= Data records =
>>

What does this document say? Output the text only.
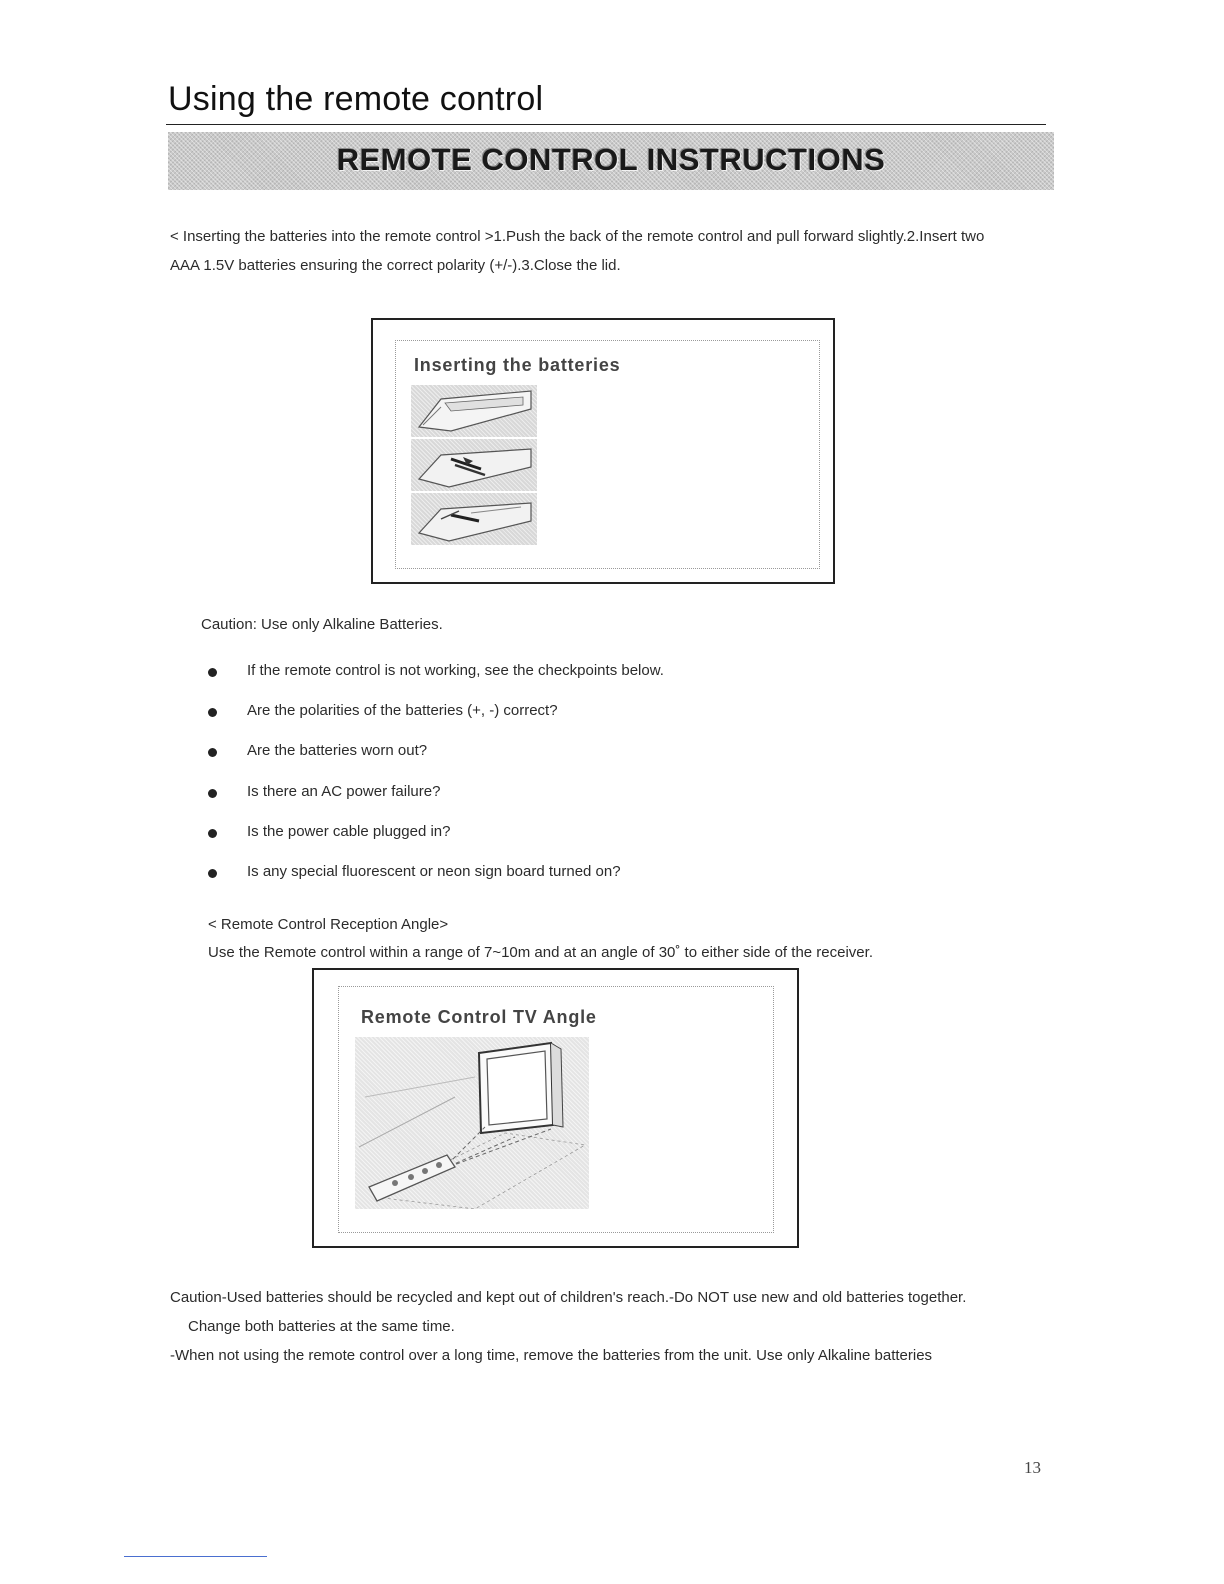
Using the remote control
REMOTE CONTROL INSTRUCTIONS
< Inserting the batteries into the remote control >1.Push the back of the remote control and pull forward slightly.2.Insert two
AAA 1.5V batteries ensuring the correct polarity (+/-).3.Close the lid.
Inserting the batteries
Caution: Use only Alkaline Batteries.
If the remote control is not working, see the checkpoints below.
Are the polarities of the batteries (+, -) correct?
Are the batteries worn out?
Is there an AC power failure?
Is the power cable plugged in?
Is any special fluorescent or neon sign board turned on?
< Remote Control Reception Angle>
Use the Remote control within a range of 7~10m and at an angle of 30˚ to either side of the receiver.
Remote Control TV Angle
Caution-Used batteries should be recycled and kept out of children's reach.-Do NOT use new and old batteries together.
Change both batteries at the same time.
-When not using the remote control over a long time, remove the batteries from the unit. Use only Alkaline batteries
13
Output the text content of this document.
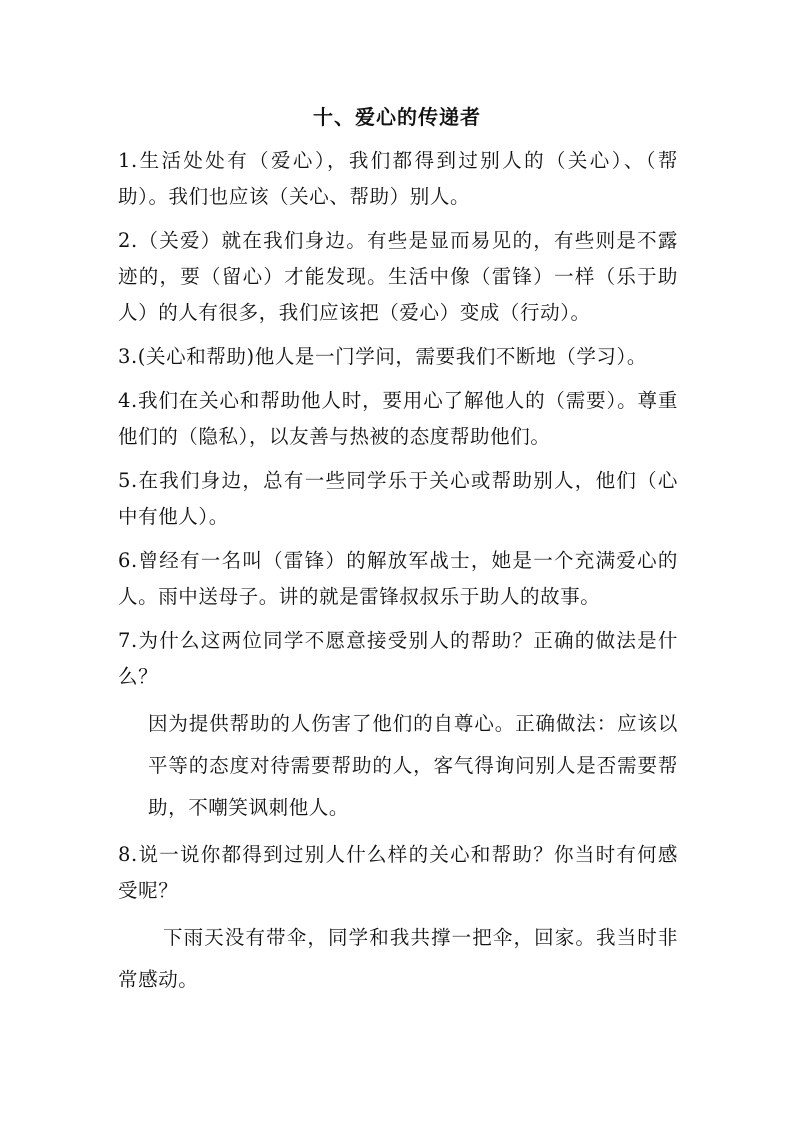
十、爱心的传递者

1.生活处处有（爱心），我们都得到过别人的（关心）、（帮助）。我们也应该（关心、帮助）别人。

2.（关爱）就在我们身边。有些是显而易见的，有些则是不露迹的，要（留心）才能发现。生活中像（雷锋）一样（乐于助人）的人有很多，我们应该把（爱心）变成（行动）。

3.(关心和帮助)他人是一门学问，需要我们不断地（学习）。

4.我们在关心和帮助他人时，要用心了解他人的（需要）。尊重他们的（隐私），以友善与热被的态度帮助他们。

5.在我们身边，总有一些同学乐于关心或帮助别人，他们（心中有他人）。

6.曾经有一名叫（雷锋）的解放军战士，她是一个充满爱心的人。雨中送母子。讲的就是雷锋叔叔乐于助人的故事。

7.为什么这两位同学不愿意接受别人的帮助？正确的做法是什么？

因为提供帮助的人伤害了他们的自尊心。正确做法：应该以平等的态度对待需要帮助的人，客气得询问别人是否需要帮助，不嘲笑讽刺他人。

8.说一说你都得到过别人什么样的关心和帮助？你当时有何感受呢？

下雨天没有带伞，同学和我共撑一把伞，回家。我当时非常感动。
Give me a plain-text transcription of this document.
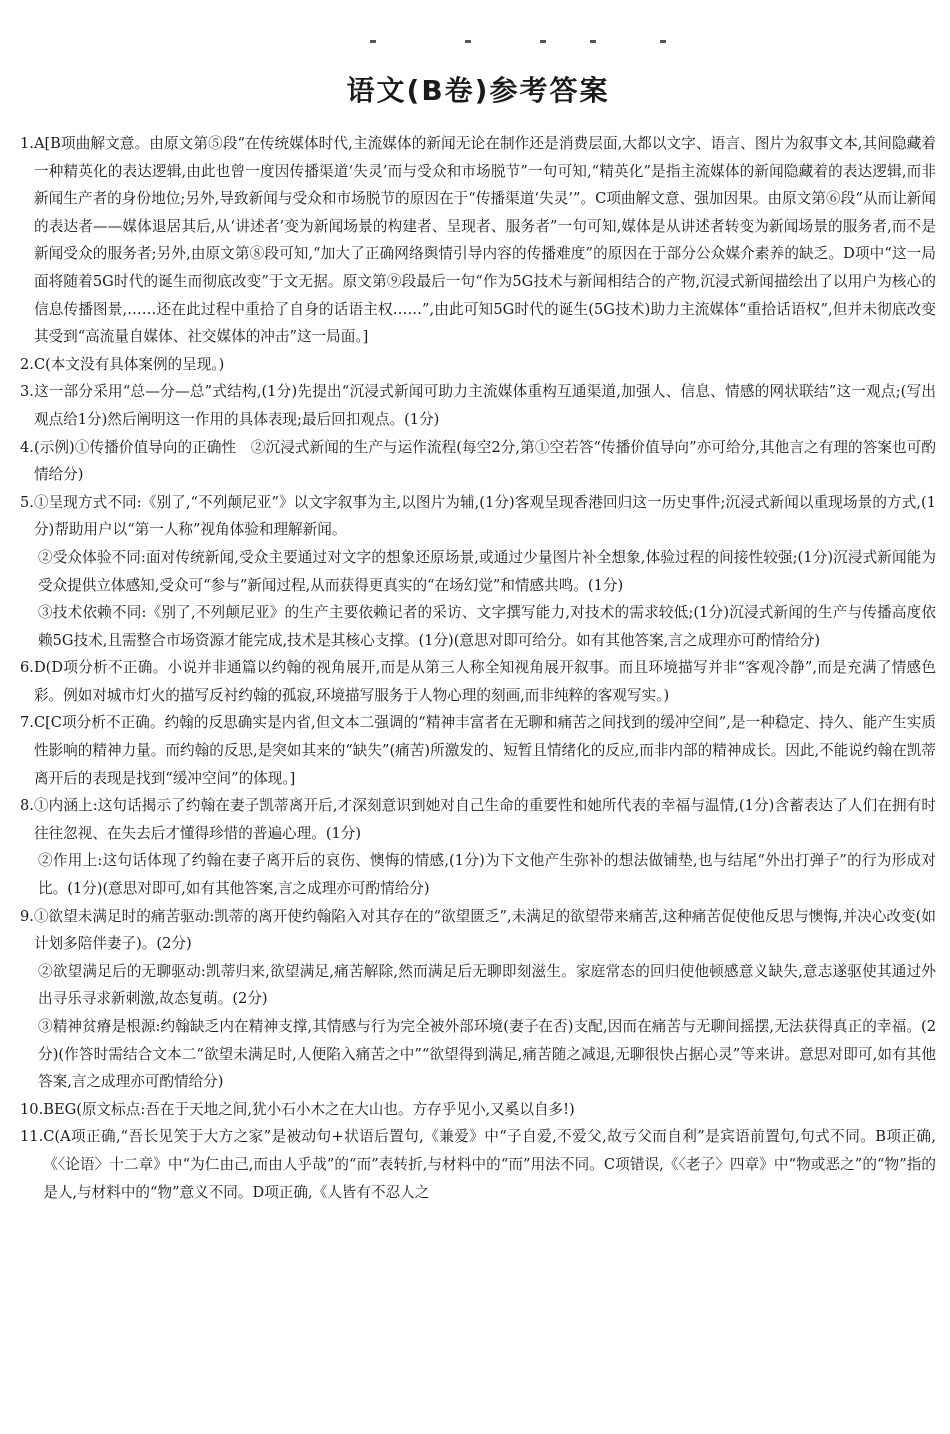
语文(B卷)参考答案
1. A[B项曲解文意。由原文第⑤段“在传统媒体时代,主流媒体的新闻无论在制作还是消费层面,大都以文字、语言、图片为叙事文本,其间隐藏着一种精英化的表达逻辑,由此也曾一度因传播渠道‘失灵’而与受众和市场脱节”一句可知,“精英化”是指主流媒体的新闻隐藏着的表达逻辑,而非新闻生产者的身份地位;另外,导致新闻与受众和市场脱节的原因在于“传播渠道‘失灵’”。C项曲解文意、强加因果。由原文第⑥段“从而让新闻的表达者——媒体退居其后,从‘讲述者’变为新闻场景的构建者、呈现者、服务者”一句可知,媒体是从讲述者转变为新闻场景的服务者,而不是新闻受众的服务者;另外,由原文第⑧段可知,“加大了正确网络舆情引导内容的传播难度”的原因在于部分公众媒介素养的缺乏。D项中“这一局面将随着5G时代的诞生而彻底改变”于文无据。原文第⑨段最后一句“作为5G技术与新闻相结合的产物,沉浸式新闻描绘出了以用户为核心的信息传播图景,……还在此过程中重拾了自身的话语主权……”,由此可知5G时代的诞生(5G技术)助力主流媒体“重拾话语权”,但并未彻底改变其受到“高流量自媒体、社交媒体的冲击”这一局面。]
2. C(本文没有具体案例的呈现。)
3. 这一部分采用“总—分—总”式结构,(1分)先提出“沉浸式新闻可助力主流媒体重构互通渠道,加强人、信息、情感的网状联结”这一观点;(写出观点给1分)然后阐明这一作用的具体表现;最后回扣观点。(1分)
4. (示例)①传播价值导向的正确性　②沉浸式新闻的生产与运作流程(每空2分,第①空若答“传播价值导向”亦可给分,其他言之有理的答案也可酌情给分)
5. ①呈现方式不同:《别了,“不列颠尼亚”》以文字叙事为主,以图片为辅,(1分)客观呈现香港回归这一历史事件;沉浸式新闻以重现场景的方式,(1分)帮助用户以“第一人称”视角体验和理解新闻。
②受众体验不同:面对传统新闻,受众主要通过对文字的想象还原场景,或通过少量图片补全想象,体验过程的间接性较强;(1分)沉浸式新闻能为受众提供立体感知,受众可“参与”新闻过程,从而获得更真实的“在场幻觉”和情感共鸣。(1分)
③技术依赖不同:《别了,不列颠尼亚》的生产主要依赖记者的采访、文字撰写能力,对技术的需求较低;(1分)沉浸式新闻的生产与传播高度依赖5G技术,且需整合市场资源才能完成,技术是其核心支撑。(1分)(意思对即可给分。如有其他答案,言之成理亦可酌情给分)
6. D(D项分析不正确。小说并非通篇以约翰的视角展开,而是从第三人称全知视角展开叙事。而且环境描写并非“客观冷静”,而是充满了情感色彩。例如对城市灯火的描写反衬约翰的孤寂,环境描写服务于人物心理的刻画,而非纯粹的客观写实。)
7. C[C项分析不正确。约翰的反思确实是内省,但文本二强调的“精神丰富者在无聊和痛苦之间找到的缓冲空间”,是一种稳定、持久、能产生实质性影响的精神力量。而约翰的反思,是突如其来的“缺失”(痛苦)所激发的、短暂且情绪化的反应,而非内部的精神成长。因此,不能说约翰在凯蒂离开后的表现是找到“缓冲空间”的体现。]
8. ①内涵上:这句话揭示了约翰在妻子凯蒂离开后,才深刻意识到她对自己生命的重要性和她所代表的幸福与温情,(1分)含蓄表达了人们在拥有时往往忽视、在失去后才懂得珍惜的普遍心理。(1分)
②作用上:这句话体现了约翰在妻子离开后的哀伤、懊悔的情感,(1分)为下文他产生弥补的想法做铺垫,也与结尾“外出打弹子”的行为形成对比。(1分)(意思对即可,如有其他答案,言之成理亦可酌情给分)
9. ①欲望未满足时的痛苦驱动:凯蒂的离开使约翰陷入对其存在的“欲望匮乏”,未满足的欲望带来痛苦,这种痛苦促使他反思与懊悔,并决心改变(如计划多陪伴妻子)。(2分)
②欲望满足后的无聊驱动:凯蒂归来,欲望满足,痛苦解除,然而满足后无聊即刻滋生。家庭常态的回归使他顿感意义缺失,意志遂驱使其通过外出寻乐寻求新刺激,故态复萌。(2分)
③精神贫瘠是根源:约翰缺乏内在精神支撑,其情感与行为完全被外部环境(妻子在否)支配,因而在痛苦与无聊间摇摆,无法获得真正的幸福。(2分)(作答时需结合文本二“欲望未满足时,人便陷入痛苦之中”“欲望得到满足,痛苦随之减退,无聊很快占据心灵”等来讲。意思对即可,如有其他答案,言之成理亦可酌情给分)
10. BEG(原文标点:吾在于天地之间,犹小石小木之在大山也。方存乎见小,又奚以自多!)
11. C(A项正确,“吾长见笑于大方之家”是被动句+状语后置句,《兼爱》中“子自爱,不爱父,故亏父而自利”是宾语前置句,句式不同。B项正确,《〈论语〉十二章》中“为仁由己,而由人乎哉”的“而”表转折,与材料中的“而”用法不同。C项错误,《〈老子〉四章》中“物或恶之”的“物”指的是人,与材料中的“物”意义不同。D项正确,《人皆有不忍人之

<<

Without the pictures, restate all of the entries above verbatim.

What does this document say? Output the text only.
Using the remote control
REMOTE CONTROL INSTRUCTIONS
< Inserting the batteries into the remote control >1.Push the back of the remote control and pull forward slightly.2.Insert two
AAA 1.5V batteries ensuring the correct polarity (+/-).3.Close the lid.
Inserting the batteries
Caution: Use only Alkaline Batteries.
If the remote control is not working, see the checkpoints below.
Are the polarities of the batteries (+, -) correct?
Are the batteries worn out?
Is there an AC power failure?
Is the power cable plugged in?
Is any special fluorescent or neon sign board turned on?
< Remote Control Reception Angle>
Use the Remote control within a range of 7~10m and at an angle of 30˚ to either side of the receiver.
Remote Control TV Angle
Caution-Used batteries should be recycled and kept out of children's reach.-Do NOT use new and old batteries together.
Change both batteries at the same time.
-When not using the remote control over a long time, remove the batteries from the unit. Use only Alkaline batteries
13
Output the text content of this document.
十、爱心的传递者

1.生活处处有（爱心），我们都得到过别人的（关心）、（帮助）。我们也应该（关心、帮助）别人。

2.（关爱）就在我们身边。有些是显而易见的，有些则是不露迹的，要（留心）才能发现。生活中像（雷锋）一样（乐于助人）的人有很多，我们应该把（爱心）变成（行动）。

3.(关心和帮助)他人是一门学问，需要我们不断地（学习）。

4.我们在关心和帮助他人时，要用心了解他人的（需要）。尊重他们的（隐私），以友善与热被的态度帮助他们。

5.在我们身边，总有一些同学乐于关心或帮助别人，他们（心中有他人）。

6.曾经有一名叫（雷锋）的解放军战士，她是一个充满爱心的人。雨中送母子。讲的就是雷锋叔叔乐于助人的故事。

7.为什么这两位同学不愿意接受别人的帮助？正确的做法是什么？

因为提供帮助的人伤害了他们的自尊心。正确做法：应该以平等的态度对待需要帮助的人，客气得询问别人是否需要帮助，不嘲笑讽刺他人。

8.说一说你都得到过别人什么样的关心和帮助？你当时有何感受呢？

下雨天没有带伞，同学和我共撑一把伞，回家。我当时非常感动。
Give me a plain-text transcription of this document.
语文(B卷)参考答案
1. A[B项曲解文意。由原文第⑤段“在传统媒体时代,主流媒体的新闻无论在制作还是消费层面,大都以文字、语言、图片为叙事文本,其间隐藏着一种精英化的表达逻辑,由此也曾一度因传播渠道‘失灵’而与受众和市场脱节”一句可知,“精英化”是指主流媒体的新闻隐藏着的表达逻辑,而非新闻生产者的身份地位;另外,导致新闻与受众和市场脱节的原因在于“传播渠道‘失灵’”。C项曲解文意、强加因果。由原文第⑥段“从而让新闻的表达者——媒体退居其后,从‘讲述者’变为新闻场景的构建者、呈现者、服务者”一句可知,媒体是从讲述者转变为新闻场景的服务者,而不是新闻受众的服务者;另外,由原文第⑧段可知,“加大了正确网络舆情引导内容的传播难度”的原因在于部分公众媒介素养的缺乏。D项中“这一局面将随着5G时代的诞生而彻底改变”于文无据。原文第⑨段最后一句“作为5G技术与新闻相结合的产物,沉浸式新闻描绘出了以用户为核心的信息传播图景,……还在此过程中重拾了自身的话语主权……”,由此可知5G时代的诞生(5G技术)助力主流媒体“重拾话语权”,但并未彻底改变其受到“高流量自媒体、社交媒体的冲击”这一局面。]
2. C(本文没有具体案例的呈现。)
3. 这一部分采用“总—分—总”式结构,(1分)先提出“沉浸式新闻可助力主流媒体重构互通渠道,加强人、信息、情感的网状联结”这一观点;(写出观点给1分)然后阐明这一作用的具体表现;最后回扣观点。(1分)
4. (示例)①传播价值导向的正确性　②沉浸式新闻的生产与运作流程(每空2分,第①空若答“传播价值导向”亦可给分,其他言之有理的答案也可酌情给分)
5. ①呈现方式不同:《别了,“不列颠尼亚”》以文字叙事为主,以图片为辅,(1分)客观呈现香港回归这一历史事件;沉浸式新闻以重现场景的方式,(1分)帮助用户以“第一人称”视角体验和理解新闻。
②受众体验不同:面对传统新闻,受众主要通过对文字的想象还原场景,或通过少量图片补全想象,体验过程的间接性较强;(1分)沉浸式新闻能为受众提供立体感知,受众可“参与”新闻过程,从而获得更真实的“在场幻觉”和情感共鸣。(1分)
③技术依赖不同:《别了,不列颠尼亚》的生产主要依赖记者的采访、文字撰写能力,对技术的需求较低;(1分)沉浸式新闻的生产与传播高度依赖5G技术,且需整合市场资源才能完成,技术是其核心支撑。(1分)(意思对即可给分。如有其他答案,言之成理亦可酌情给分)
6. D(D项分析不正确。小说并非通篇以约翰的视角展开,而是从第三人称全知视角展开叙事。而且环境描写并非“客观冷静”,而是充满了情感色彩。例如对城市灯火的描写反衬约翰的孤寂,环境描写服务于人物心理的刻画,而非纯粹的客观写实。)
7. C[C项分析不正确。约翰的反思确实是内省,但文本二强调的“精神丰富者在无聊和痛苦之间找到的缓冲空间”,是一种稳定、持久、能产生实质性影响的精神力量。而约翰的反思,是突如其来的“缺失”(痛苦)所激发的、短暂且情绪化的反应,而非内部的精神成长。因此,不能说约翰在凯蒂离开后的表现是找到“缓冲空间”的体现。]
8. ①内涵上:这句话揭示了约翰在妻子凯蒂离开后,才深刻意识到她对自己生命的重要性和她所代表的幸福与温情,(1分)含蓄表达了人们在拥有时往往忽视、在失去后才懂得珍惜的普遍心理。(1分)
②作用上:这句话体现了约翰在妻子离开后的哀伤、懊悔的情感,(1分)为下文他产生弥补的想法做铺垫,也与结尾“外出打弹子”的行为形成对比。(1分)(意思对即可,如有其他答案,言之成理亦可酌情给分)
9. ①欲望未满足时的痛苦驱动:凯蒂的离开使约翰陷入对其存在的“欲望匮乏”,未满足的欲望带来痛苦,这种痛苦促使他反思与懊悔,并决心改变(如计划多陪伴妻子)。(2分)
②欲望满足后的无聊驱动:凯蒂归来,欲望满足,痛苦解除,然而满足后无聊即刻滋生。家庭常态的回归使他顿感意义缺失,意志遂驱使其通过外出寻乐寻求新刺激,故态复萌。(2分)
③精神贫瘠是根源:约翰缺乏内在精神支撑,其情感与行为完全被外部环境(妻子在否)支配,因而在痛苦与无聊间摇摆,无法获得真正的幸福。(2分)(作答时需结合文本二“欲望未满足时,人便陷入痛苦之中”“欲望得到满足,痛苦随之减退,无聊很快占据心灵”等来讲。意思对即可,如有其他答案,言之成理亦可酌情给分)
10. BEG(原文标点:吾在于天地之间,犹小石小木之在大山也。方存乎见小,又奚以自多!)
11. C(A项正确,“吾长见笑于大方之家”是被动句+状语后置句,《兼爱》中“子自爱,不爱父,故亏父而自利”是宾语前置句,句式不同。B项正确,《〈论语〉十二章》中“为仁由己,而由人乎哉”的“而”表转折,与材料中的“而”用法不同。C项错误,《〈老子〉四章》中“物或恶之”的“物”指的是人,与材料中的“物”意义不同。D项正确,《人皆有不忍人之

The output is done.